The complete listing should be restated exactly.

(Stored data entries)

################

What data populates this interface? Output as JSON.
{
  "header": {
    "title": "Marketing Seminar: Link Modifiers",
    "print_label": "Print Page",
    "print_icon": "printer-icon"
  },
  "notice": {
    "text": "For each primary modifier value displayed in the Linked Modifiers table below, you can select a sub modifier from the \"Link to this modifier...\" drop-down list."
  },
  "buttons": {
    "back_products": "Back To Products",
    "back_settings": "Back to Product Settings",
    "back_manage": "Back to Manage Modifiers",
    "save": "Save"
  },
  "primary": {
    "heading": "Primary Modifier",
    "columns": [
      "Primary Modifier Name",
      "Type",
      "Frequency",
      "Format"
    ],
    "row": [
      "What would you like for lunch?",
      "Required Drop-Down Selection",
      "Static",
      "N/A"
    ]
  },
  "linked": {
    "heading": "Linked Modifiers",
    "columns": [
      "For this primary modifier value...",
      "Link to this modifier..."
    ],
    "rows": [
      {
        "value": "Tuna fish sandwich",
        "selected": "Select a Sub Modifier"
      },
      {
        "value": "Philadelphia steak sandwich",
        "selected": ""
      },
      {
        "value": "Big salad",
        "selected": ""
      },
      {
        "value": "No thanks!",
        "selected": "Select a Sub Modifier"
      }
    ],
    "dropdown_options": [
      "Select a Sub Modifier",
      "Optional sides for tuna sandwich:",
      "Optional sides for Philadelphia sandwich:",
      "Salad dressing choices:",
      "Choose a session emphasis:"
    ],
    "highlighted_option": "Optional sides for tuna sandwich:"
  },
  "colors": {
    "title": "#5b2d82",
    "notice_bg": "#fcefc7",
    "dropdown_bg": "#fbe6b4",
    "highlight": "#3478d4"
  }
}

################

### CORRECT OUTPUT
What data populates this interface? Output as JSON.
{
  "header": {
    "title": "Marketing Seminar: Link Modifiers",
    "print_label": "Print Page",
    "print_icon": "printer-icon"
  },
  "notice": {
    "text": "For each primary modifier value displayed in the Linked Modifiers table below, you can select a sub modifier from the \"Link to this modifier...\" drop-down list."
  },
  "buttons": {
    "back_products": "Back To Products",
    "back_settings": "Back to Product Settings",
    "back_manage": "Back to Manage Modifiers",
    "save": "Save"
  },
  "primary": {
    "heading": "Primary Modifier",
    "columns": [
      "Primary Modifier Name",
      "Type",
      "Frequency",
      "Format"
    ],
    "row": [
      "What would you like for lunch?",
      "Required Drop-Down Selection",
      "Static",
      "N/A"
    ]
  },
  "linked": {
    "heading": "Linked Modifiers",
    "columns": [
      "For this primary modifier value...",
      "Link to this modifier..."
    ],
    "rows": [
      {
        "value": "Tuna fish sandwich",
        "selected": "Select a Sub Modifier"
      },
      {
        "value": "Philadelphia steak sandwich",
        "selected": ""
      },
      {
        "value": "Big salad",
        "selected": ""
      },
      {
        "value": "No thanks!",
        "selected": "Select a Sub Modifier"
      }
    ],
    "dropdown_options": [
      "Select a Sub Modifier",
      "Optional sides for tuna sandwich:",
      "Optional sides for Philadelphia sandwich:",
      "Salad dressing choices:",
      "Choose a session emphasis:"
    ],
    "highlighted_option": "Optional sides for tuna sandwich:"
  },
  "colors": {
    "title": "#5b2d82",
    "notice_bg": "#fcefc7",
    "dropdown_bg": "#fbe6b4",
    "highlight": "#3478d4"
  }
}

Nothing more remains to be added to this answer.